SHORT PROBLEM: Copy the items from the line containing "Find 4 of the" through the line containing "Give me the", both included, character for character. Leave the pictures out of your copy.

[Region boundary items]

● ● ●

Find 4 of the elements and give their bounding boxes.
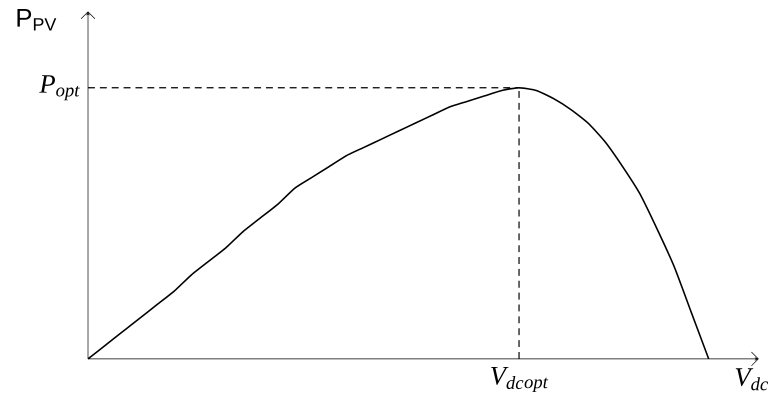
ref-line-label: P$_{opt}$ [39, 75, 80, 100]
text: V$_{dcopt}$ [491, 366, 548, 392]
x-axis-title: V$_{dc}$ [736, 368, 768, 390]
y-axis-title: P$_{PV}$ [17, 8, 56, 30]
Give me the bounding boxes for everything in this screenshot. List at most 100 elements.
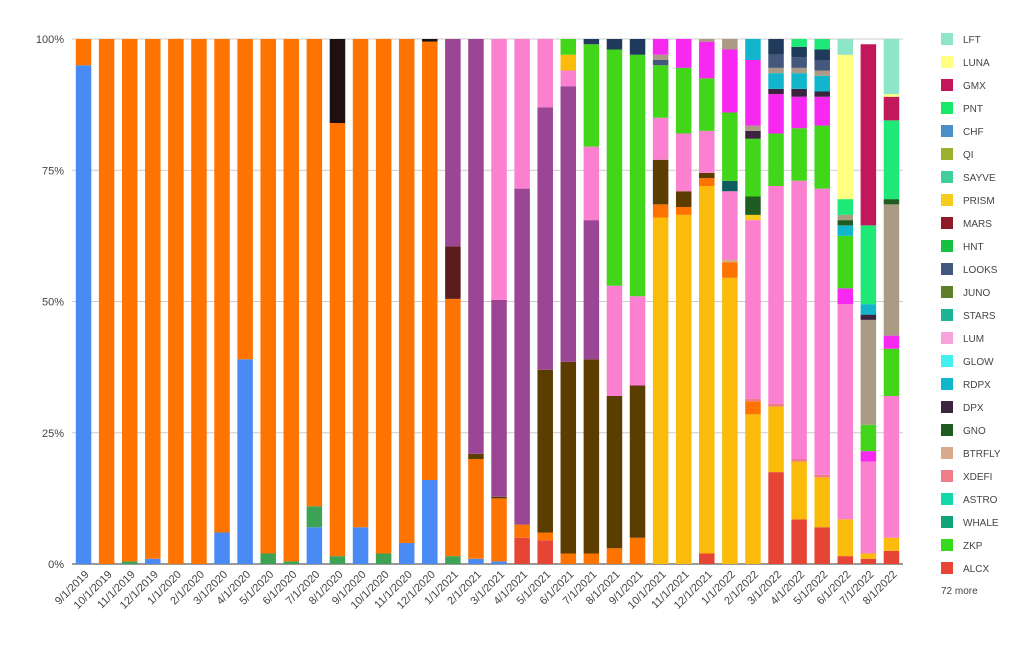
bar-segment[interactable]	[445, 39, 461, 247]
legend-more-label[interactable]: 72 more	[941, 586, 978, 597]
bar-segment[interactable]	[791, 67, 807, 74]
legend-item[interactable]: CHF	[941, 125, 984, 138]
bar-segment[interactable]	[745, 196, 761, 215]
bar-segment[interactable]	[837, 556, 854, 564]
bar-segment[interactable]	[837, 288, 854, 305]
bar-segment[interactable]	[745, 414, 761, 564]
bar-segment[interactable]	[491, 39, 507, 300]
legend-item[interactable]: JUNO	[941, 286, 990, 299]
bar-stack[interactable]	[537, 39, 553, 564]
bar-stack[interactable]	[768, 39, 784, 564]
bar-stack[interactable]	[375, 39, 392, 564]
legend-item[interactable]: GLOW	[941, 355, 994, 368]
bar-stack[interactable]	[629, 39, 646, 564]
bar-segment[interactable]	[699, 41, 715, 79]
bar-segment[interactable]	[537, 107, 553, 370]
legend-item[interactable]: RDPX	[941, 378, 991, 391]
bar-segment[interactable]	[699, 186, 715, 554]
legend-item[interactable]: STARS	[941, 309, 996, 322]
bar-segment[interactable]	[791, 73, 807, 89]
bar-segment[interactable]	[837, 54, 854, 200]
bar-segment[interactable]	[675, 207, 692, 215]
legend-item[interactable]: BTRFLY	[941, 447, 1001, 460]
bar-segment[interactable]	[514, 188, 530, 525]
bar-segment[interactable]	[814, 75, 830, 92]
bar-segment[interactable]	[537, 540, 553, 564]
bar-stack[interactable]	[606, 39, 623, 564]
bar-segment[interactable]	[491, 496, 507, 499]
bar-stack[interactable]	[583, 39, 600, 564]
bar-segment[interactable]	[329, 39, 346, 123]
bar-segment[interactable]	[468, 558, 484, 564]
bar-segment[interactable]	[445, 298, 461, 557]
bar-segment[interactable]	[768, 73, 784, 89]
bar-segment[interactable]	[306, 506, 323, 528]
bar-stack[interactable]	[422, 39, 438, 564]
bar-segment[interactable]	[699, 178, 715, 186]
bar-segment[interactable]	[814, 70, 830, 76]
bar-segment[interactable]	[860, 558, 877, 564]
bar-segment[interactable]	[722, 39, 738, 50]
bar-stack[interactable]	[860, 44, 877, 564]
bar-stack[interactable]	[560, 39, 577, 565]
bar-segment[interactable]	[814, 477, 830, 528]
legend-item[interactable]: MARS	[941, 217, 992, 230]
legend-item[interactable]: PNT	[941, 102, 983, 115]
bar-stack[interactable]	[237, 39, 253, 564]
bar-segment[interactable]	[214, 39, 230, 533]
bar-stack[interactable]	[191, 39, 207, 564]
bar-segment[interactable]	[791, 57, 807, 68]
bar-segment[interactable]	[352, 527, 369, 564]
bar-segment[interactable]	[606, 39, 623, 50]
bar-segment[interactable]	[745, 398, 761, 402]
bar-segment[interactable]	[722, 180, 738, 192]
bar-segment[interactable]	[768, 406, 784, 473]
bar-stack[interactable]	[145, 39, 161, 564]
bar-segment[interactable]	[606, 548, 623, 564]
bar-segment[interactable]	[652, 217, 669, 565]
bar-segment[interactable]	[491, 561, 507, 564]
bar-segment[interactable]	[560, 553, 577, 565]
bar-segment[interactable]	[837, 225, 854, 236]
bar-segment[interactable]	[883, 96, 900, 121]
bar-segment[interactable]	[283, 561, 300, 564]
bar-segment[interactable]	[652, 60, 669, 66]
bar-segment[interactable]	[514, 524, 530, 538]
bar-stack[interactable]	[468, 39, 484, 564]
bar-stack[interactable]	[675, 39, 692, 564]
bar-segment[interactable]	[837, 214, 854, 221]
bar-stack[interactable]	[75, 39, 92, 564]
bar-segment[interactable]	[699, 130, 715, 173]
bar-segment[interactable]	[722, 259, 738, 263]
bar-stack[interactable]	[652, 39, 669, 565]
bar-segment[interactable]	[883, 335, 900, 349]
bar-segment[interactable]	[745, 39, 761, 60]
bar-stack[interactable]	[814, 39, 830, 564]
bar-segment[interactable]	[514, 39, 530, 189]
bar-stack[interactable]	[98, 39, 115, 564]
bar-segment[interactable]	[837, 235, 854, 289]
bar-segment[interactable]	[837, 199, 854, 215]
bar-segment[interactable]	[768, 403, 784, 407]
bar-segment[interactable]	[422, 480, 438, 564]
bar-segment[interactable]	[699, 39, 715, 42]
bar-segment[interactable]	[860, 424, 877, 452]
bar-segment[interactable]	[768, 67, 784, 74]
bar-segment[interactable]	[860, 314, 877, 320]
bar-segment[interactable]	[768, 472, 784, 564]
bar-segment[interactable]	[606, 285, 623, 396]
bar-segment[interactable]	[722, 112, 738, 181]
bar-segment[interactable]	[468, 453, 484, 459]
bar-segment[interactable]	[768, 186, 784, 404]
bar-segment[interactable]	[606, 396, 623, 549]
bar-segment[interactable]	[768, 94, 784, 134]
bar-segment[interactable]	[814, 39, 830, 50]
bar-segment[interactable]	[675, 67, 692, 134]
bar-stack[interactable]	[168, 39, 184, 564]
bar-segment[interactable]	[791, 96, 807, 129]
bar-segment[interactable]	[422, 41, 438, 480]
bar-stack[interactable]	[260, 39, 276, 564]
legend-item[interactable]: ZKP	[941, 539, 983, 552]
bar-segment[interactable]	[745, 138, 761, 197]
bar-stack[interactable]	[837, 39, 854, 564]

● ● ●

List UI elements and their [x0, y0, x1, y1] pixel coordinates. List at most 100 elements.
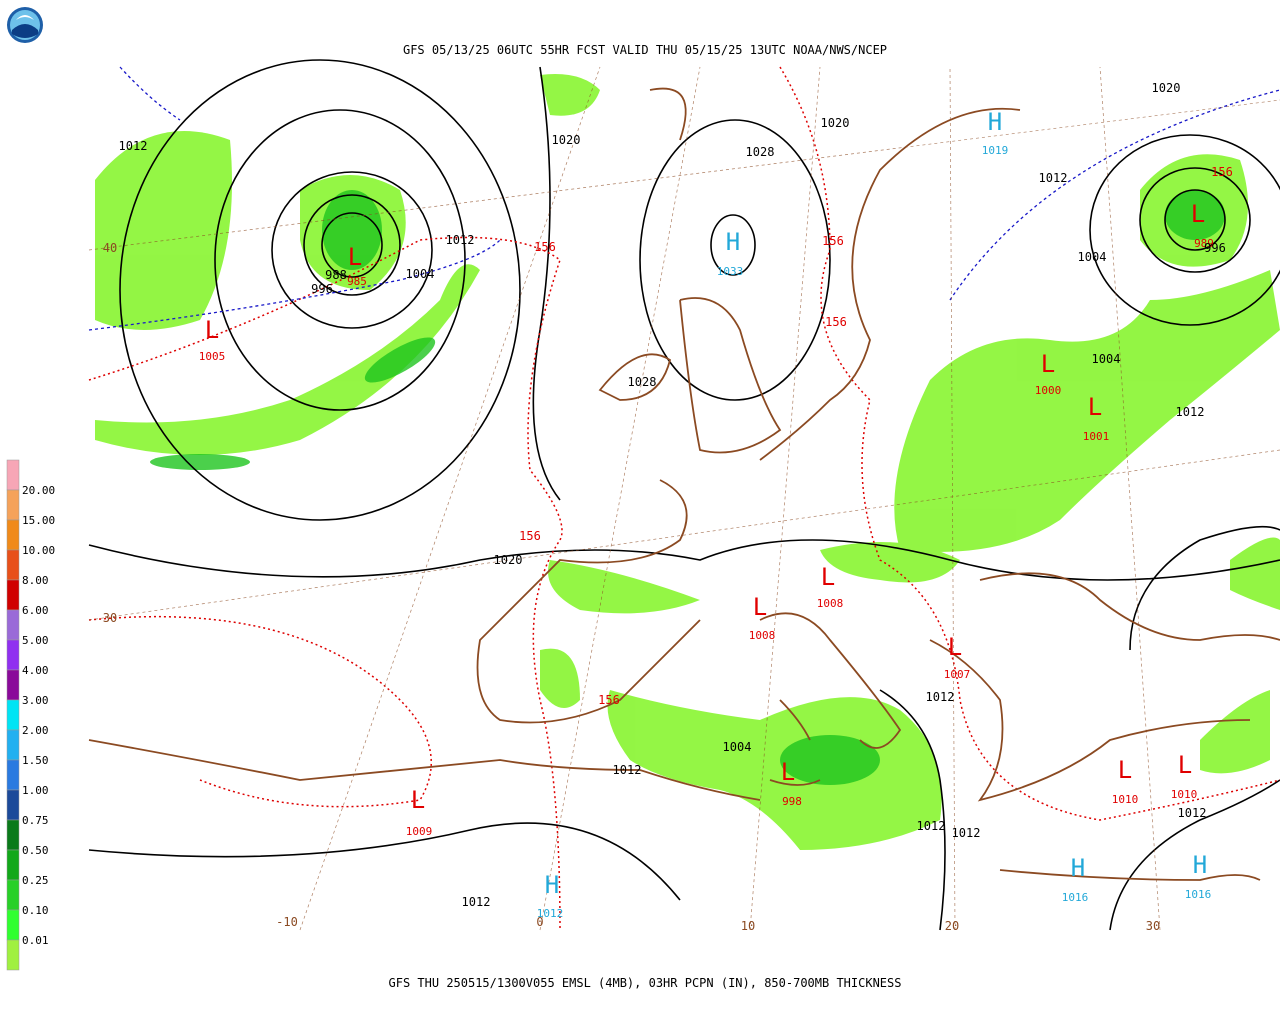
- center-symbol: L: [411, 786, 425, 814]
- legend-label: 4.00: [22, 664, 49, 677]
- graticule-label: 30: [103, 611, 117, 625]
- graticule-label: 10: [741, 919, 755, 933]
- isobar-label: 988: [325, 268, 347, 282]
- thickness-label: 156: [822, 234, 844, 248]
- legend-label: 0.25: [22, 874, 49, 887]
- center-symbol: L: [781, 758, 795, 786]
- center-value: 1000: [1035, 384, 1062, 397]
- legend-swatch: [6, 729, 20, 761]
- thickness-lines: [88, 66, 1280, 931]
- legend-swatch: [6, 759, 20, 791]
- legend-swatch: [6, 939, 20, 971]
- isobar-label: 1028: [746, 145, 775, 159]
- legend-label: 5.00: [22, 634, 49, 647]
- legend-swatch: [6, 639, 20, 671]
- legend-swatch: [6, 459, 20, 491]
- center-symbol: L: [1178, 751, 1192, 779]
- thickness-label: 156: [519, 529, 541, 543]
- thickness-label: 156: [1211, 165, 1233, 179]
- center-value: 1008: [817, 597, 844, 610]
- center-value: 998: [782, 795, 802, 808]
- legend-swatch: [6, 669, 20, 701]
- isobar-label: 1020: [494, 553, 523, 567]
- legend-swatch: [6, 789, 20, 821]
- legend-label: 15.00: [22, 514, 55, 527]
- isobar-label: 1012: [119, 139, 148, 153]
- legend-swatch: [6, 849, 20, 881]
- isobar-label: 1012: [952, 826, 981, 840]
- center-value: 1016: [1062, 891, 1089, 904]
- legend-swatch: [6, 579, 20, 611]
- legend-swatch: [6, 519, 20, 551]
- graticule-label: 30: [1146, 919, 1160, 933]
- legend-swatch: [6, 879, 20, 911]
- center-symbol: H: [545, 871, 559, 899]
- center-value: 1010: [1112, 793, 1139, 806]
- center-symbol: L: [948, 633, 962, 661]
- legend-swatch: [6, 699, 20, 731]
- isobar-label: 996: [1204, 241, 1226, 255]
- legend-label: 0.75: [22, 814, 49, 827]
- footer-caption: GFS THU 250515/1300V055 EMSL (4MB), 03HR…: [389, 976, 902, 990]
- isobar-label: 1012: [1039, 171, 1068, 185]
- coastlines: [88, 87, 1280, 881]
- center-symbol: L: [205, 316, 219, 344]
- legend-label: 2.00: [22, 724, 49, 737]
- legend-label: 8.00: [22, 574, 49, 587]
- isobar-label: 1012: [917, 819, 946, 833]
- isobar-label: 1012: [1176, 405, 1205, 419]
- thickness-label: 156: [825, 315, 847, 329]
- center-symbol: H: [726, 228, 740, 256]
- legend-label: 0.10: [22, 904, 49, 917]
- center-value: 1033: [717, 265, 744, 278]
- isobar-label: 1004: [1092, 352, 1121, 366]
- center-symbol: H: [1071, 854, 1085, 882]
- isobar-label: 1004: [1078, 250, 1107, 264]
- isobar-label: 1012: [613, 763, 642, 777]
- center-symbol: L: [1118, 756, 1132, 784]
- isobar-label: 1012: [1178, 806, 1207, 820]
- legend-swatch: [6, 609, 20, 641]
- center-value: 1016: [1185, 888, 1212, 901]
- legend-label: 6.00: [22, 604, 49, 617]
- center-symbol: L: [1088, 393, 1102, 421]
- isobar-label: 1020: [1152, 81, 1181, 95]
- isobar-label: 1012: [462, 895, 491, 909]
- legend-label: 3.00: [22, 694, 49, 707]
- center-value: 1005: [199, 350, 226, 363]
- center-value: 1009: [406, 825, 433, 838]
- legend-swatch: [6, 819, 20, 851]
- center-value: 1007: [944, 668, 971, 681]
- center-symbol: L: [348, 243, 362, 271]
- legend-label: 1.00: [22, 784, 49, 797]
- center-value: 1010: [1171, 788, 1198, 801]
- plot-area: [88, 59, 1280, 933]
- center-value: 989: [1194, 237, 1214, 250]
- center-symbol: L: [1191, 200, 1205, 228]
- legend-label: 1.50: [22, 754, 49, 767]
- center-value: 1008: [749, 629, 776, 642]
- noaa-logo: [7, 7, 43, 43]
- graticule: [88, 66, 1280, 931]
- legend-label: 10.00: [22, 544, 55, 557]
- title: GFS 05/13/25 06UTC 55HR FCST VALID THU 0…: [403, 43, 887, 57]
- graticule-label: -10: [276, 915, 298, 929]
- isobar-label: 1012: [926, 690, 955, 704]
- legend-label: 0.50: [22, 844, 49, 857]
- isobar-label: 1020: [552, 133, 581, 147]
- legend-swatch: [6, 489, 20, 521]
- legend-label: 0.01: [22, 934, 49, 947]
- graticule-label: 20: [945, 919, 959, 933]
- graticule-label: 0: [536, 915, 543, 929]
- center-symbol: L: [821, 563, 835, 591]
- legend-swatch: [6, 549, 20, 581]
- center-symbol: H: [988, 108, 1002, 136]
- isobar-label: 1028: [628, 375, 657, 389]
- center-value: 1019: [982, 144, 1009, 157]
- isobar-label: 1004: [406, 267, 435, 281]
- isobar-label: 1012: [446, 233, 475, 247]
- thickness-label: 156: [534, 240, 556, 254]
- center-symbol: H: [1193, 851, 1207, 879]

● ● ●

EXERCISE RESPONSE:
Find 4 of the elements and give their bounding boxes.
ref-line-label: P$_{opt}$ [39, 75, 80, 100]
text: V$_{dcopt}$ [491, 366, 548, 392]
x-axis-title: V$_{dc}$ [736, 368, 768, 390]
y-axis-title: P$_{PV}$ [17, 8, 56, 30]
Give me the bounding boxes for everything in this screenshot. List at most 100 elements.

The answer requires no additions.